**What you are asked to do:** Identify all lines of the data containing the string "juga" and copy them.

----------

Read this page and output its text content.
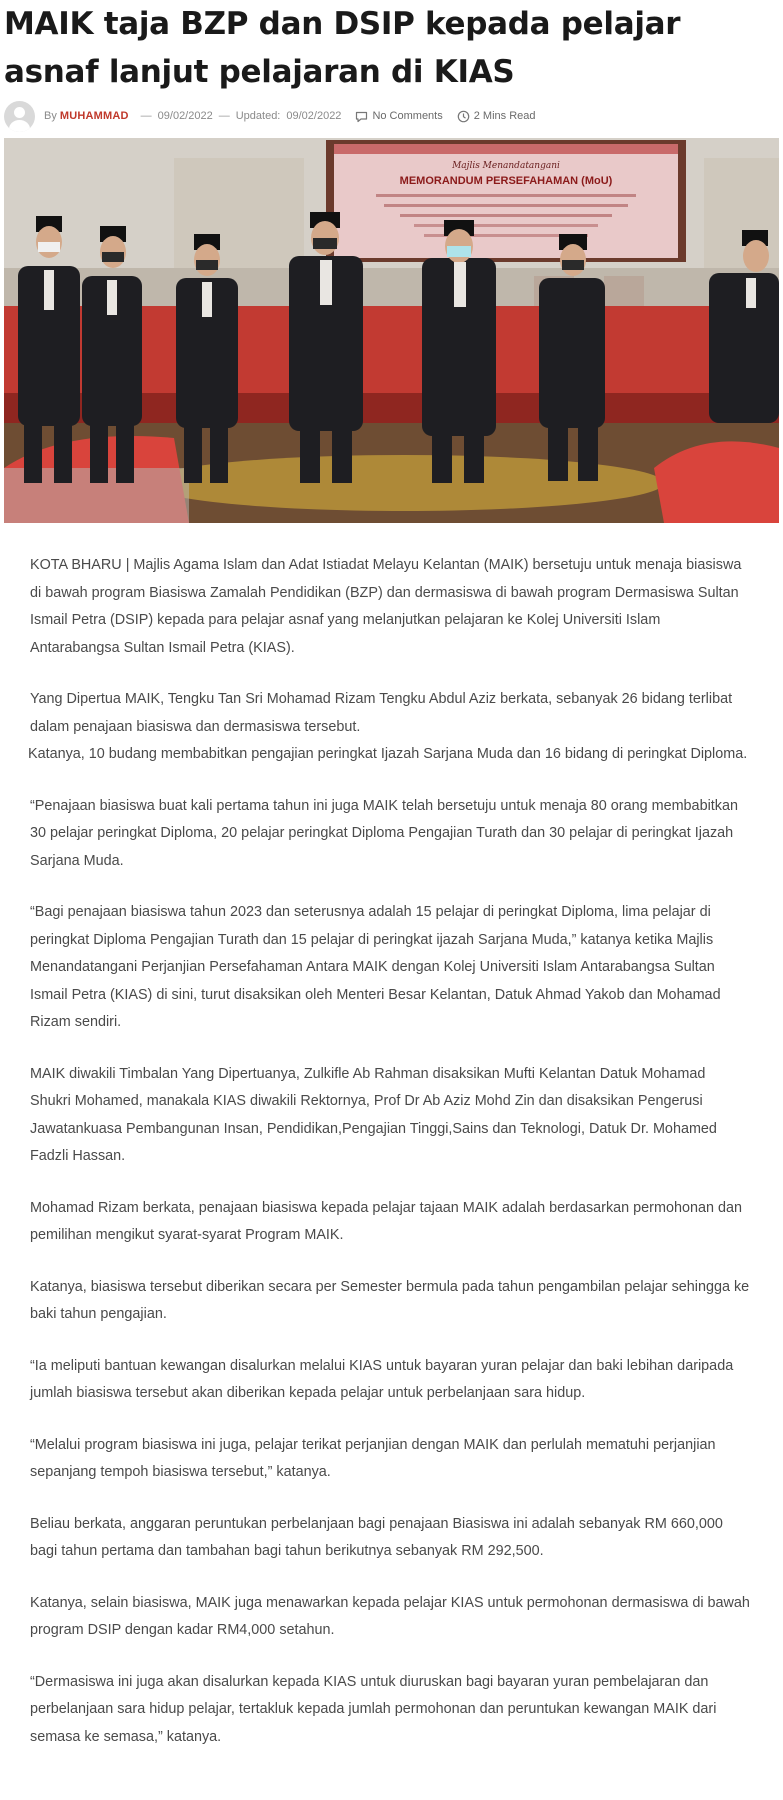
MAIK taja BZP dan DSIP kepada pelajar asnaf lanjut pelajaran di KIAS
By MUHAMMAD — 09/02/2022 — Updated: 09/02/2022	No Comments	2 Mins Read
Majlis Menandatangani
MEMORANDUM PERSEFAHAMAN (MoU)

KOTA BHARU | Majlis Agama Islam dan Adat Istiadat Melayu Kelantan (MAIK) bersetuju untuk menaja biasiswa di bawah program Biasiswa Zamalah Pendidikan (BZP) dan dermasiswa di bawah program Dermasiswa Sultan Ismail Petra (DSIP) kepada para pelajar asnaf yang melanjutkan pelajaran ke Kolej Universiti Islam Antarabangsa Sultan Ismail Petra (KIAS).

Yang Dipertua MAIK, Tengku Tan Sri Mohamad Rizam Tengku Abdul Aziz berkata, sebanyak 26 bidang terlibat dalam penajaan biasiswa dan dermasiswa tersebut.

Katanya, 10 budang membabitkan pengajian peringkat Ijazah Sarjana Muda dan 16 bidang di peringkat Diploma.

“Penajaan biasiswa buat kali pertama tahun ini juga MAIK telah bersetuju untuk menaja 80 orang membabitkan 30 pelajar peringkat Diploma, 20 pelajar peringkat Diploma Pengajian Turath dan 30 pelajar di peringkat Ijazah Sarjana Muda.

“Bagi penajaan biasiswa tahun 2023 dan seterusnya adalah 15 pelajar di peringkat Diploma, lima pelajar di peringkat Diploma Pengajian Turath dan 15 pelajar di peringkat ijazah Sarjana Muda,” katanya ketika Majlis Menandatangani Perjanjian Persefahaman Antara MAIK dengan Kolej Universiti Islam Antarabangsa Sultan Ismail Petra (KIAS) di sini, turut disaksikan oleh Menteri Besar Kelantan, Datuk Ahmad Yakob dan Mohamad Rizam sendiri.

MAIK diwakili Timbalan Yang Dipertuanya, Zulkifle Ab Rahman disaksikan Mufti Kelantan Datuk Mohamad Shukri Mohamed, manakala KIAS diwakili Rektornya, Prof Dr Ab Aziz Mohd Zin dan disaksikan Pengerusi Jawatankuasa Pembangunan Insan, Pendidikan,Pengajian Tinggi,Sains dan Teknologi, Datuk Dr. Mohamed Fadzli Hassan.

Mohamad Rizam berkata, penajaan biasiswa kepada pelajar tajaan MAIK adalah berdasarkan permohonan dan pemilihan mengikut syarat-syarat Program MAIK.

Katanya, biasiswa tersebut diberikan secara per Semester bermula pada tahun pengambilan pelajar sehingga ke baki tahun pengajian.

“Ia meliputi bantuan kewangan disalurkan melalui KIAS untuk bayaran yuran pelajar dan baki lebihan daripada jumlah biasiswa tersebut akan diberikan kepada pelajar untuk perbelanjaan sara hidup.

“Melalui program biasiswa ini juga, pelajar terikat perjanjian dengan MAIK dan perlulah mematuhi perjanjian sepanjang tempoh biasiswa tersebut,” katanya.

Beliau berkata, anggaran peruntukan perbelanjaan bagi penajaan Biasiswa ini adalah sebanyak RM 660,000 bagi tahun pertama dan tambahan bagi tahun berikutnya sebanyak RM 292,500.

Katanya, selain biasiswa, MAIK juga menawarkan kepada pelajar KIAS untuk permohonan dermasiswa di bawah program DSIP dengan kadar RM4,000 setahun.

“Dermasiswa ini juga akan disalurkan kepada KIAS untuk diuruskan bagi bayaran yuran pembelajaran dan perbelanjaan sara hidup pelajar, tertakluk kepada jumlah permohonan dan peruntukan kewangan MAIK dari semasa ke semasa,” katanya.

----------

**Solution for this problem:**
“Penajaan biasiswa buat kali pertama tahun ini juga MAIK telah bersetuju untuk menaja 80 orang membabitkan 30 pelajar peringkat Diploma, 20 pelajar peringkat Diploma Pengajian Turath dan 30 pelajar di peringkat Ijazah Sarjana Muda.
“Melalui program biasiswa ini juga, pelajar terikat perjanjian dengan MAIK dan perlulah mematuhi perjanjian sepanjang tempoh biasiswa tersebut,” katanya.
Katanya, selain biasiswa, MAIK juga menawarkan kepada pelajar KIAS untuk permohonan dermasiswa di bawah program DSIP dengan kadar RM4,000 setahun.
“Dermasiswa ini juga akan disalurkan kepada KIAS untuk diuruskan bagi bayaran yuran pembelajaran dan perbelanjaan sara hidup pelajar, tertakluk kepada jumlah permohonan dan peruntukan kewangan MAIK dari semasa ke semasa,” katanya.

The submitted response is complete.